=== PROVIDED DATA ===

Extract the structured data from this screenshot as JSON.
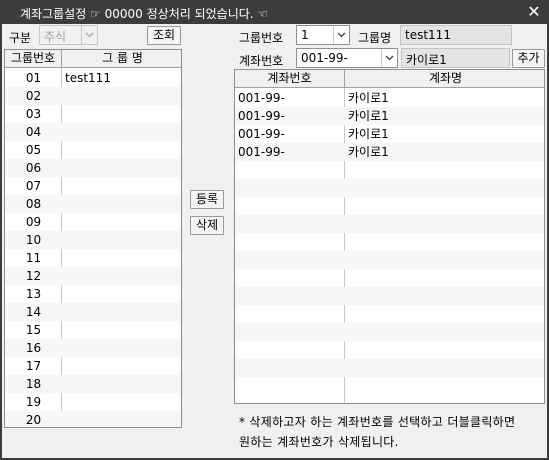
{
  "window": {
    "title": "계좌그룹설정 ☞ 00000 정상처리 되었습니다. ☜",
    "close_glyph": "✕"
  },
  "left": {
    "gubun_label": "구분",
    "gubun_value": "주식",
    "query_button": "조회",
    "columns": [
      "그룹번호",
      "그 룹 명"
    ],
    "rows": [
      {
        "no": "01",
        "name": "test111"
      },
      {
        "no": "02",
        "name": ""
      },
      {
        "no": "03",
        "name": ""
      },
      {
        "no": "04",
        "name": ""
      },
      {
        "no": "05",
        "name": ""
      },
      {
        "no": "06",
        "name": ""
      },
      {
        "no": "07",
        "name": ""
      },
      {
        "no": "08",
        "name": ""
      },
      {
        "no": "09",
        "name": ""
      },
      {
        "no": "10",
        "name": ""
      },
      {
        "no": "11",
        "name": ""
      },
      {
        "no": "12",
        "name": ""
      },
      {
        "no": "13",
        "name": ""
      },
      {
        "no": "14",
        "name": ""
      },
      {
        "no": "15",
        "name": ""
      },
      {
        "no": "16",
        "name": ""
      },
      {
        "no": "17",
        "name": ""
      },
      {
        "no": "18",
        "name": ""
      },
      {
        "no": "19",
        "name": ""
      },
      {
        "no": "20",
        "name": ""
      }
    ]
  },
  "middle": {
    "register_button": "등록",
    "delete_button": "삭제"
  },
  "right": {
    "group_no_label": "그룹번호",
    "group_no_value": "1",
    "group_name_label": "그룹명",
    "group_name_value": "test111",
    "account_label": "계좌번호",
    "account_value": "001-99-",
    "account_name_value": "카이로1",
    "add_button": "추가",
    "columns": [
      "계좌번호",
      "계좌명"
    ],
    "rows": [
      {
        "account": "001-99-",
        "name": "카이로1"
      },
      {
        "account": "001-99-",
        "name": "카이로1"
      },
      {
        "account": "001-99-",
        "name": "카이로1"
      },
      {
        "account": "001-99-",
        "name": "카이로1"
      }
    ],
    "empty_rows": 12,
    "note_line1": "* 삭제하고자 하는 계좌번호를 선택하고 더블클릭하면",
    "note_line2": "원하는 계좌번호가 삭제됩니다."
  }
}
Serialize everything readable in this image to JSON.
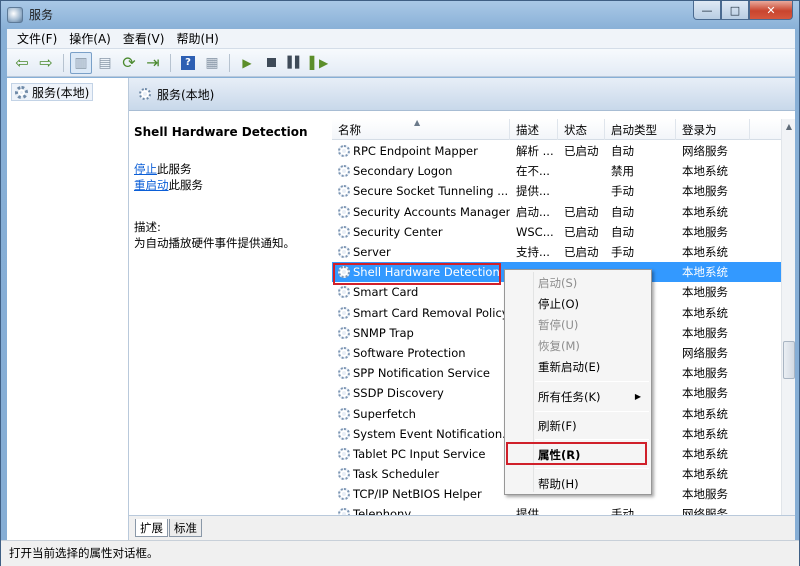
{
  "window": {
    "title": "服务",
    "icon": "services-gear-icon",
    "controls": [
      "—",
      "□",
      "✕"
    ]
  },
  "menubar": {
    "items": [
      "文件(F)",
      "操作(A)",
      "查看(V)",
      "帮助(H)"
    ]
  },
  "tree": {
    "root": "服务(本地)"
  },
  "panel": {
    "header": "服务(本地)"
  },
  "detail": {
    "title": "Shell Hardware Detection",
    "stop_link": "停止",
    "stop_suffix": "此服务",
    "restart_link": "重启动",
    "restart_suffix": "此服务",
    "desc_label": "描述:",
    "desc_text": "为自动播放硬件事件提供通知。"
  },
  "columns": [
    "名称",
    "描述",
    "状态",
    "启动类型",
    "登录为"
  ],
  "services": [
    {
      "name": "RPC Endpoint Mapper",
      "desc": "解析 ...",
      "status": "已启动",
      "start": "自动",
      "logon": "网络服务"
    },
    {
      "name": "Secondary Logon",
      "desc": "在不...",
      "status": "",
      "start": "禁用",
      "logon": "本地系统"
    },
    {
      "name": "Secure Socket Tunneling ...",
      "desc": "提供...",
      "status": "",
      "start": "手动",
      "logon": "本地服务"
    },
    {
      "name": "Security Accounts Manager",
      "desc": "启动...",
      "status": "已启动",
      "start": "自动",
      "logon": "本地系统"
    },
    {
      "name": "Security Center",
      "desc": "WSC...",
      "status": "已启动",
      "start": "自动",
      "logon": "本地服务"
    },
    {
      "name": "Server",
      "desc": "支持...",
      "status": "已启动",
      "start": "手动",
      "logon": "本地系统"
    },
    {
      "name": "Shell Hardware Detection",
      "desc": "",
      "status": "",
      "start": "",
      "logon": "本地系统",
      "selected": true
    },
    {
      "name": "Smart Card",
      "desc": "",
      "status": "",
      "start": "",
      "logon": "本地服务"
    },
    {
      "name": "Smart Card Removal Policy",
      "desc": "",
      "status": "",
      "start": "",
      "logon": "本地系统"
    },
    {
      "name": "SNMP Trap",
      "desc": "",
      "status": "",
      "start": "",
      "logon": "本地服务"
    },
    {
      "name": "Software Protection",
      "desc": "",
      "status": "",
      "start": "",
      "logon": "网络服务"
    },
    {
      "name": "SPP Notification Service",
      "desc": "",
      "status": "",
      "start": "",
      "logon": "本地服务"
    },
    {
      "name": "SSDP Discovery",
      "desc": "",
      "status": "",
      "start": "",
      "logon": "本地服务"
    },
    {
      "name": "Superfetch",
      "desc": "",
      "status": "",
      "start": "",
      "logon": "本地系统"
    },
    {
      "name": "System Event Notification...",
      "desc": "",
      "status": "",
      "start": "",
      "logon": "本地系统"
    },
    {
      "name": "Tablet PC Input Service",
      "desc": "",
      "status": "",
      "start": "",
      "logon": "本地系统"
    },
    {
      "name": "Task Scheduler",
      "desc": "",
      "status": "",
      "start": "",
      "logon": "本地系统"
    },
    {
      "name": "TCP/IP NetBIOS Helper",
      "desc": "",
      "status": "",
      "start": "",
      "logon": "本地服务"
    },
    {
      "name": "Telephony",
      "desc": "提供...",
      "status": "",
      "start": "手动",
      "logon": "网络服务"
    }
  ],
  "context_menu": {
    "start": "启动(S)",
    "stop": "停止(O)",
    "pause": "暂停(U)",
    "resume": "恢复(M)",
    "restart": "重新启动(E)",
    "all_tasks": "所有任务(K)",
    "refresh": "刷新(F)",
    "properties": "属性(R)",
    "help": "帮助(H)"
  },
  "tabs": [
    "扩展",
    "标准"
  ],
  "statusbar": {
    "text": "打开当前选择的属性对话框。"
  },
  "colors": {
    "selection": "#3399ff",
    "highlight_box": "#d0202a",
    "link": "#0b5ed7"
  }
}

=== TASK DIRECTIONS ===
Pick each line holding the word "this" out of the data and copy it.

=== THE COMPLETED TASK ===
Extract the structured data from this screenshot as JSON.
Serialize everything readable in this image to JSON.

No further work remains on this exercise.